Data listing
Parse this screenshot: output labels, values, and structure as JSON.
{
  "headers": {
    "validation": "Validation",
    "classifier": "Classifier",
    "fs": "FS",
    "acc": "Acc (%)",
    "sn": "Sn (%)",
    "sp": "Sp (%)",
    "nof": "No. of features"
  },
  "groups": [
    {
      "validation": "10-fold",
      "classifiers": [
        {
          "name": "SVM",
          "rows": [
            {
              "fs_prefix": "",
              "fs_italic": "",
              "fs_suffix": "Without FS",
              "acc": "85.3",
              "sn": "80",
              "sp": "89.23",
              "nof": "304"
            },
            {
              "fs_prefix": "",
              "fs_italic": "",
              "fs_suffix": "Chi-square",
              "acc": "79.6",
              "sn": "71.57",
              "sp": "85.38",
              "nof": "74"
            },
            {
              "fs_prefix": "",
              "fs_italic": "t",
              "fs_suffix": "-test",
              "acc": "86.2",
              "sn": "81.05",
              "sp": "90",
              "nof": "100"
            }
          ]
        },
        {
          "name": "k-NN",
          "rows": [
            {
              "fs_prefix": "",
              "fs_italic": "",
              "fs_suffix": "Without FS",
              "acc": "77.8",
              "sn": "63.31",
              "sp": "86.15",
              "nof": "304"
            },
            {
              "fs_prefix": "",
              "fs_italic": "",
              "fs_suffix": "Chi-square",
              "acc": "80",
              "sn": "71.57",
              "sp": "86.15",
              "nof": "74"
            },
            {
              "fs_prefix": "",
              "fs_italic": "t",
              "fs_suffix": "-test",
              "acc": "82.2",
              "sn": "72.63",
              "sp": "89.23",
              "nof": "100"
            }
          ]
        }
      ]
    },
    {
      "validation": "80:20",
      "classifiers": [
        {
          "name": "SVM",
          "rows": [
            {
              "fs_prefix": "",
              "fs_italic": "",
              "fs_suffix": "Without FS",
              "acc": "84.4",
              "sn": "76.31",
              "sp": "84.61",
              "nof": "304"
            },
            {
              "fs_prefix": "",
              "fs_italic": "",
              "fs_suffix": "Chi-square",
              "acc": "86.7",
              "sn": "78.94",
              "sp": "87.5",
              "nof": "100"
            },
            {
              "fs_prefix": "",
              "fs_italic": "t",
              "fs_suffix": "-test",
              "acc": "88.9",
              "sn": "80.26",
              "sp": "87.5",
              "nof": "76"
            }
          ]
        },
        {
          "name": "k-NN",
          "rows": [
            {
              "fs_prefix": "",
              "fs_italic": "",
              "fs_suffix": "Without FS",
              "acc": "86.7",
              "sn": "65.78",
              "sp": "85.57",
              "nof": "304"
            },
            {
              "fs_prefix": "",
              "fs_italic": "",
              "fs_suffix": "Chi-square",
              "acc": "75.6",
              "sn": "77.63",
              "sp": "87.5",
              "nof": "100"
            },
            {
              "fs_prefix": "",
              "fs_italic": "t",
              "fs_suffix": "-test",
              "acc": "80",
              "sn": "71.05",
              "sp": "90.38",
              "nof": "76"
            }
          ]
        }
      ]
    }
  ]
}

**What needs to be done**:
Extract each line holding the word "validation" from the records.

**Output**:
    "validation": "Validation",
      "validation": "10-fold",
      "validation": "80:20",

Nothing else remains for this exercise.